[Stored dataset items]
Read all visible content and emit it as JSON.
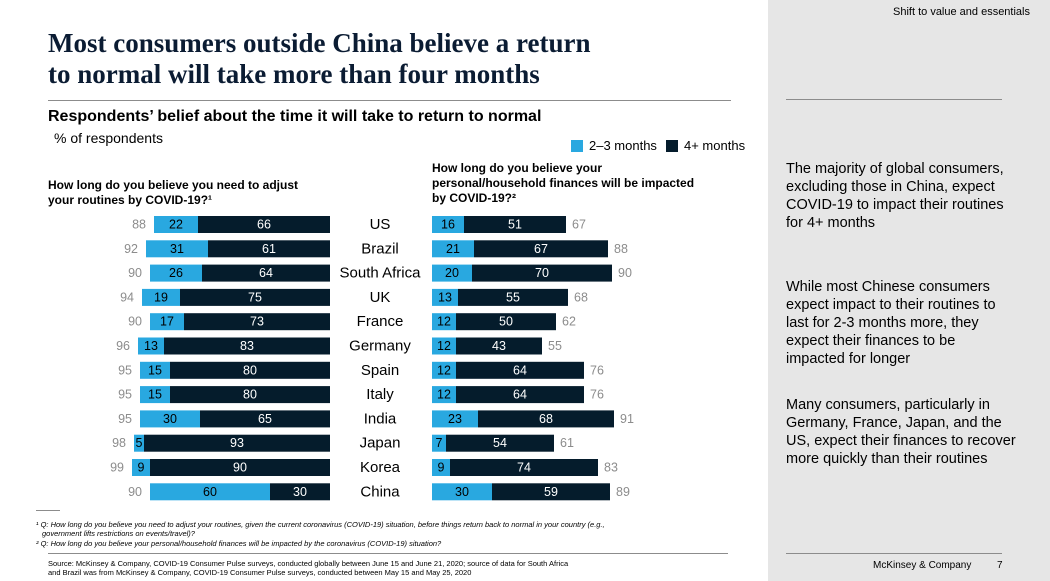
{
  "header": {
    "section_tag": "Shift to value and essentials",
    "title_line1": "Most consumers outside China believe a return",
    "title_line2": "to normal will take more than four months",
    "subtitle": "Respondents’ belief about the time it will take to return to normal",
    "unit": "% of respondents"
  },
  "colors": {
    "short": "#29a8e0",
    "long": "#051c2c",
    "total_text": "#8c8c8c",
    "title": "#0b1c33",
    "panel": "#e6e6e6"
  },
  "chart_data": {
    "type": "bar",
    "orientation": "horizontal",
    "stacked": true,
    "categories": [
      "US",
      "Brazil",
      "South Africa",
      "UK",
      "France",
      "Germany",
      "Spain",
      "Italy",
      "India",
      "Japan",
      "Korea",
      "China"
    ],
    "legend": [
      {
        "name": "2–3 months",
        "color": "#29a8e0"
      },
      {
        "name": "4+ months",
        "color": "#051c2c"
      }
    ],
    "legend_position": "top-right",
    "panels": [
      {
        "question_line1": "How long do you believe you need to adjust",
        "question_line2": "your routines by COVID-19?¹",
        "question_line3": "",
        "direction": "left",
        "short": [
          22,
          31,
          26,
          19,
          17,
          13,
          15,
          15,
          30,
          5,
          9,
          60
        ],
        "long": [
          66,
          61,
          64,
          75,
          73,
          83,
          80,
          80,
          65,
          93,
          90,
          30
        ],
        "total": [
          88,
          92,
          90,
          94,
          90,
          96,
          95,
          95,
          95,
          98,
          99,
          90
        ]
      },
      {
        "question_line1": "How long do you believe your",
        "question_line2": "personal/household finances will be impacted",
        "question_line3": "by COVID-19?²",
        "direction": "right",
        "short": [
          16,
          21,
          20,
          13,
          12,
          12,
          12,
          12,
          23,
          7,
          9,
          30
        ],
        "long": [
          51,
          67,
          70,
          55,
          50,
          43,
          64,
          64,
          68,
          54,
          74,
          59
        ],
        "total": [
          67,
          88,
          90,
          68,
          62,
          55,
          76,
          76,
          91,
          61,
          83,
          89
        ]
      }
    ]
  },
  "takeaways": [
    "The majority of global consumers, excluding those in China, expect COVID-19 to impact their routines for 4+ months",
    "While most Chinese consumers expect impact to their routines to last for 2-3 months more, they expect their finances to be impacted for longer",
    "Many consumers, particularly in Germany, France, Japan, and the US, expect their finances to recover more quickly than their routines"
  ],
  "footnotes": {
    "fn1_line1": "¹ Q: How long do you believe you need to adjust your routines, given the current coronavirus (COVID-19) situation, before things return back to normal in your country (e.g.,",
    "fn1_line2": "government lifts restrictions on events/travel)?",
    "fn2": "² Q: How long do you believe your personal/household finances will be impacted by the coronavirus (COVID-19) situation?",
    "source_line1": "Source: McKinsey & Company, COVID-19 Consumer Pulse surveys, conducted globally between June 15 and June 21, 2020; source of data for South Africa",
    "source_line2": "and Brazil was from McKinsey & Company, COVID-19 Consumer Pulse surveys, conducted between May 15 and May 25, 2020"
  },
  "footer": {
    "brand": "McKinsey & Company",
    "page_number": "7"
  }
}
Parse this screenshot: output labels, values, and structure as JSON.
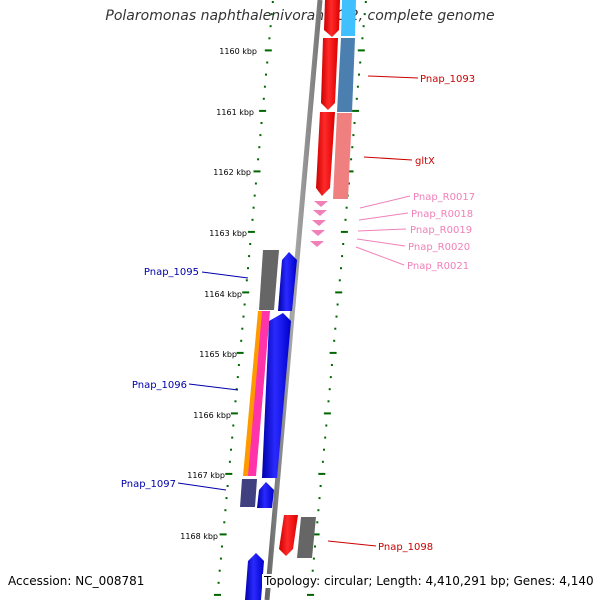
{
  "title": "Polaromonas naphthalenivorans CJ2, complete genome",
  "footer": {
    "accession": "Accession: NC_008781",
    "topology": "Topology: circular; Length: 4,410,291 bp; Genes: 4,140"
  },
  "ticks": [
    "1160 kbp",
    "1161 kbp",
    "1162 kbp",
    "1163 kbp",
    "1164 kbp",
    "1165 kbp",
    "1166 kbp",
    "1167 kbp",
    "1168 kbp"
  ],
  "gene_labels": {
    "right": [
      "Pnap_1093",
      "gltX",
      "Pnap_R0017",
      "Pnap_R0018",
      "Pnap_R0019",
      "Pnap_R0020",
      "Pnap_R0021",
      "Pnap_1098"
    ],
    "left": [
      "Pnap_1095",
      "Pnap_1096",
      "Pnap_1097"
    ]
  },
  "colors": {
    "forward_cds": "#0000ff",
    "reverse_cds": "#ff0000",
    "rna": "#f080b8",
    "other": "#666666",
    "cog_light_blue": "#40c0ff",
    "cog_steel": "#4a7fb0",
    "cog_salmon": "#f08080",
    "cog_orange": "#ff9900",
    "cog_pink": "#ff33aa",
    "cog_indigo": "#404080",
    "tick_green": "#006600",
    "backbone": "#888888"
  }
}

--

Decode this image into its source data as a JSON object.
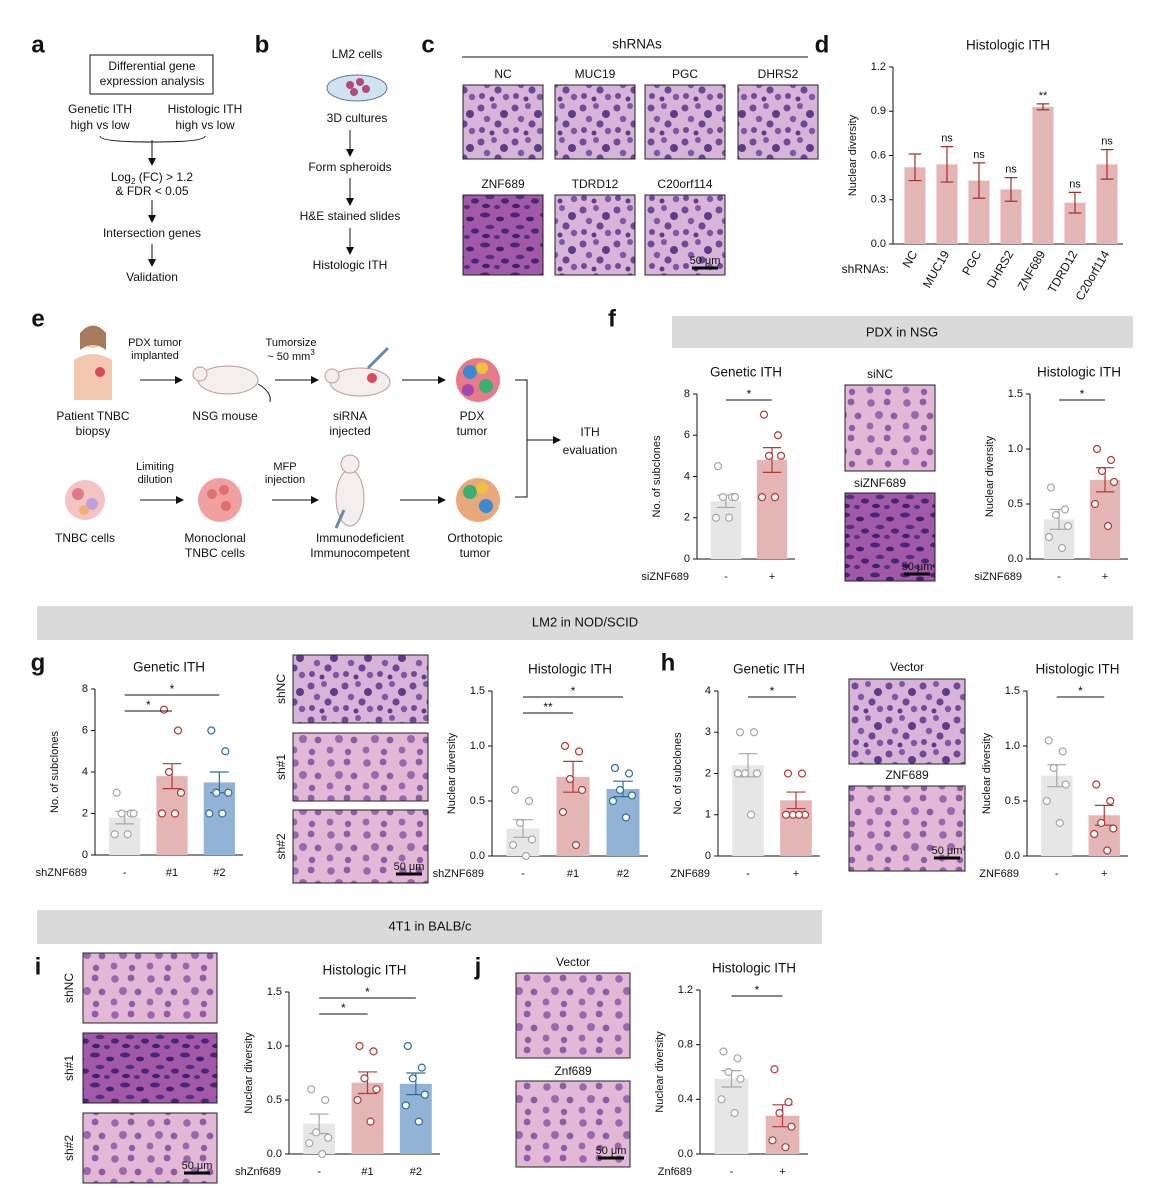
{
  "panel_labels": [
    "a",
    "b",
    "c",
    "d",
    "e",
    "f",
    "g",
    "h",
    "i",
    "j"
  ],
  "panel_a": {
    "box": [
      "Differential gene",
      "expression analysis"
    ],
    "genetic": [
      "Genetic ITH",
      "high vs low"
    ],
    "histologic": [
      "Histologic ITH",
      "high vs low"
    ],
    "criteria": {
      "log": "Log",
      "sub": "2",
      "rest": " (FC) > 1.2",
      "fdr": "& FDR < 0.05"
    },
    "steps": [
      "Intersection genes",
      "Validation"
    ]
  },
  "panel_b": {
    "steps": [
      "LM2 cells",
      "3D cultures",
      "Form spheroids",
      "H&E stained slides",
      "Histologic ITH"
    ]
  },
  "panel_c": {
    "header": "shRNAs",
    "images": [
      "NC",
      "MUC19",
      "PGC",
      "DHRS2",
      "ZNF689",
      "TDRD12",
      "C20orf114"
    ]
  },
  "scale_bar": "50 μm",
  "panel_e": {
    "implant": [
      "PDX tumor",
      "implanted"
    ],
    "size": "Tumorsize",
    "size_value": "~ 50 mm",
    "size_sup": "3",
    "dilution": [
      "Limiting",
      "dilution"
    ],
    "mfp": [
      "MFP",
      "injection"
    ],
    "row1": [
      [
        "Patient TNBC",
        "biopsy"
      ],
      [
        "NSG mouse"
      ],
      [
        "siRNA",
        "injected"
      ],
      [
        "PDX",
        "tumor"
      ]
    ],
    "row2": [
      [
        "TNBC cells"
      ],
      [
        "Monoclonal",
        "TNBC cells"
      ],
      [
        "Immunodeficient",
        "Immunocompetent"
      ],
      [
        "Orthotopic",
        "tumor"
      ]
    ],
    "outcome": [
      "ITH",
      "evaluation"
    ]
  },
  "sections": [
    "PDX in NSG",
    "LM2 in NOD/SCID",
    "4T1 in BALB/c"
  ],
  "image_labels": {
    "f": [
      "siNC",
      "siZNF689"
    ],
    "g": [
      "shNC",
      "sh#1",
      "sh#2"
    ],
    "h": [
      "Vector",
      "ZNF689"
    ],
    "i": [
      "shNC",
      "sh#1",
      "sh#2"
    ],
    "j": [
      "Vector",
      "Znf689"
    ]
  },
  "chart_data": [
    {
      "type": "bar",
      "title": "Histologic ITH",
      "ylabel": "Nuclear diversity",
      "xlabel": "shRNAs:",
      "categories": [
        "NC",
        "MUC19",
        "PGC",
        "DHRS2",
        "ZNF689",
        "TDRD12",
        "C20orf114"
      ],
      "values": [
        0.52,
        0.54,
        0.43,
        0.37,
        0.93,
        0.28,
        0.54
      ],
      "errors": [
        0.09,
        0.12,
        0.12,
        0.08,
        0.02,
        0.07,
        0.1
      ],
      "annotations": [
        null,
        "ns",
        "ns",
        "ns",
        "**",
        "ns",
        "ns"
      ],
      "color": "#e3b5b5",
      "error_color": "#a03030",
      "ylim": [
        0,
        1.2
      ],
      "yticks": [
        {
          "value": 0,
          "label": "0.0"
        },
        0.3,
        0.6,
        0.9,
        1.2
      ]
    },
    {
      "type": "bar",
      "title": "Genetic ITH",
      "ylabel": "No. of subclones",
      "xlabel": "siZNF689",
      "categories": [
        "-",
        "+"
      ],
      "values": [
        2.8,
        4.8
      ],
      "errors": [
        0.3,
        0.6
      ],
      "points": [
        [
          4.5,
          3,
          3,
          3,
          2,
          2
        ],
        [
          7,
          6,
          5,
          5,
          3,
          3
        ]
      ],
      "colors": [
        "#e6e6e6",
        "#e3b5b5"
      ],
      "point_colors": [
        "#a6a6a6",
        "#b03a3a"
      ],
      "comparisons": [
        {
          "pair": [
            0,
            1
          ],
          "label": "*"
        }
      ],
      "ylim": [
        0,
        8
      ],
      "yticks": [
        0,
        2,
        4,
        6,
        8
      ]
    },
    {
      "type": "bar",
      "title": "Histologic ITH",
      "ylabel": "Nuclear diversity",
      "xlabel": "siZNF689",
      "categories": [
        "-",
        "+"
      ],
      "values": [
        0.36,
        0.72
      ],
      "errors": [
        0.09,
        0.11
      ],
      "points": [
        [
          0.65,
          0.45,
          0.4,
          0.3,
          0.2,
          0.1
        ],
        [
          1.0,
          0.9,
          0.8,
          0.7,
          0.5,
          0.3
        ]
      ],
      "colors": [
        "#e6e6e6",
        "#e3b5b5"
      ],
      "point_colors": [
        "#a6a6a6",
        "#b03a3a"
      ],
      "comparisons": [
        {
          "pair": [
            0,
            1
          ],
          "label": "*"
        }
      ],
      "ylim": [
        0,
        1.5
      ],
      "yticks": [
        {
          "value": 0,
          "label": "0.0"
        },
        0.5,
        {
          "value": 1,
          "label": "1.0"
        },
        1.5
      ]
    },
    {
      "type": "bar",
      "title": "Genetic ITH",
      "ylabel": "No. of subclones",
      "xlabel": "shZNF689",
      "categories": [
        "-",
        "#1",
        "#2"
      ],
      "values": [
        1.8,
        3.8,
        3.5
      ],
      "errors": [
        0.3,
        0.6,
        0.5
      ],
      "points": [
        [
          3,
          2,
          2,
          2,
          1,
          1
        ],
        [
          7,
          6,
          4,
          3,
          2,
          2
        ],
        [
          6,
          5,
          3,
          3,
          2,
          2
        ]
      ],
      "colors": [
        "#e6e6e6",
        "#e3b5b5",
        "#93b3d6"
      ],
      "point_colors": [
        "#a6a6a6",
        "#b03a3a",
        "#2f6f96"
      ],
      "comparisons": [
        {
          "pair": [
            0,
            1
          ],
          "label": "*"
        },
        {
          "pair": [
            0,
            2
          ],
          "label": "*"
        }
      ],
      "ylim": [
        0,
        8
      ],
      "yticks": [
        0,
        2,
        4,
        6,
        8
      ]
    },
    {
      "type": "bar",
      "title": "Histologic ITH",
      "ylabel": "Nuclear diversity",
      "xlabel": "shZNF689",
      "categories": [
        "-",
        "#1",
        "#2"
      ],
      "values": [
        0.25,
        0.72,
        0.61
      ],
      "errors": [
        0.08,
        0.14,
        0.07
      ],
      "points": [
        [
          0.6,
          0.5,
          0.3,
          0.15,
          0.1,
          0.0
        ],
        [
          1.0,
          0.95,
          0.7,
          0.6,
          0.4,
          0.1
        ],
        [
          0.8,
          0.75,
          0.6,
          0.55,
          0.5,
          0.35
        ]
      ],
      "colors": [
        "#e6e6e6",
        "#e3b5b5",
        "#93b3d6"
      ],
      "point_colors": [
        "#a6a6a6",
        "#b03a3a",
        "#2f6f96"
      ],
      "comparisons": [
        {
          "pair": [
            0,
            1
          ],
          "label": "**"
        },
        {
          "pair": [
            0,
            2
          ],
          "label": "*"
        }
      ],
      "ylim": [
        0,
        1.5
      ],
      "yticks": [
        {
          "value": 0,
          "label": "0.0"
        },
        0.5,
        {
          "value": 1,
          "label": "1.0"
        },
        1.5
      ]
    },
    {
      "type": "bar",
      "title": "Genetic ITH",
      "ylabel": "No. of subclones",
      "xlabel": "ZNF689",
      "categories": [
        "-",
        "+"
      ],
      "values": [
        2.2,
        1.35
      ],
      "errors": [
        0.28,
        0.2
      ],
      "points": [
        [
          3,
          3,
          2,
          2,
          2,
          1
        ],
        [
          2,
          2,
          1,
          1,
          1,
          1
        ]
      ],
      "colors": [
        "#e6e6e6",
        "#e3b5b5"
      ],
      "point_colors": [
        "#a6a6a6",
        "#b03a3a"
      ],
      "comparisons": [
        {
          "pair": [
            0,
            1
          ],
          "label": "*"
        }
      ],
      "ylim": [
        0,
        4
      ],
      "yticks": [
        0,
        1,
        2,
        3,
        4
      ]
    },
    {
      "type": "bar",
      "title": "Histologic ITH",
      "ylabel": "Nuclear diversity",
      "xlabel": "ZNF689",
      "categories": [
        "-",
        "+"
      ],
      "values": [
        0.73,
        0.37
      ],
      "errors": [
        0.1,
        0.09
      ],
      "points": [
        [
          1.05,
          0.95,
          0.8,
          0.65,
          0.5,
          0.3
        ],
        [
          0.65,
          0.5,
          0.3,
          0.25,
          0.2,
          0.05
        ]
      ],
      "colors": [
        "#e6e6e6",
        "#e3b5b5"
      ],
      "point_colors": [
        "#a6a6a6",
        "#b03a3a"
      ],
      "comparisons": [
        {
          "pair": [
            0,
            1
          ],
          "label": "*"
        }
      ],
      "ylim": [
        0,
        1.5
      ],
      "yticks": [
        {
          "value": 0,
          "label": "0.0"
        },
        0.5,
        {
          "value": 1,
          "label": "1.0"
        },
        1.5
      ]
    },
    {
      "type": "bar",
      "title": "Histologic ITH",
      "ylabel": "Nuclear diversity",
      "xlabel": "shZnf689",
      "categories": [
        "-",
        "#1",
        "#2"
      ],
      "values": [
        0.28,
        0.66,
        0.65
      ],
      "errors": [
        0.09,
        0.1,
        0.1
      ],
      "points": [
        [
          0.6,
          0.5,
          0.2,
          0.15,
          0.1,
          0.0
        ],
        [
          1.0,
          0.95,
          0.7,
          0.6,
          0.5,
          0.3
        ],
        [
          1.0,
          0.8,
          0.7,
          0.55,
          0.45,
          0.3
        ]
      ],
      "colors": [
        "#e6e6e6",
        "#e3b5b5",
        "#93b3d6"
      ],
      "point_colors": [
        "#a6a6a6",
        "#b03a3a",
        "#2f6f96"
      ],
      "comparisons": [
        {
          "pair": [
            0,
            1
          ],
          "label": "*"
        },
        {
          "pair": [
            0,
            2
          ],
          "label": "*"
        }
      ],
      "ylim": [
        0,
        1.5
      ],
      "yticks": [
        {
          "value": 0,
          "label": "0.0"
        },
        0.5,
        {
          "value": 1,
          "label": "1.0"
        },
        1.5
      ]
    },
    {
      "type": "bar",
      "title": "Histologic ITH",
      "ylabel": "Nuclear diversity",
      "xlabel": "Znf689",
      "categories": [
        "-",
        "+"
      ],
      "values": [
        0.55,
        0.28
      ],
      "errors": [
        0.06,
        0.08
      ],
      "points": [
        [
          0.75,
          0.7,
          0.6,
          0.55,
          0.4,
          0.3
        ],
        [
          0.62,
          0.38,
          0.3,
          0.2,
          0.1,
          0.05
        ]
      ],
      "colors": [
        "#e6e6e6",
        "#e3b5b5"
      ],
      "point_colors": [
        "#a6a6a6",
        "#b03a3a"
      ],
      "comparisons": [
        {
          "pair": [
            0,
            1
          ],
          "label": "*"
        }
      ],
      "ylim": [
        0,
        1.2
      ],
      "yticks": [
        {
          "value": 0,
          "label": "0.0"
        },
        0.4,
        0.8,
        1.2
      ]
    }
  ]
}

PROBLEM DETAILS -> Each line above that contains the word "finances" must be copied.

TASK SOLUTION ->
        "question_line2": "personal/household finances will be impacted",
    "While most Chinese consumers expect impact to their routines to last for 2-3 months more, they expect their finances to be impacted for longer",
    "Many consumers, particularly in Germany, France, Japan, and the US, expect their finances to recover more quickly than their routines"
    "fn2": "² Q: How long do you believe your personal/household finances will be impacted by the coronavirus (COVID-19) situation?",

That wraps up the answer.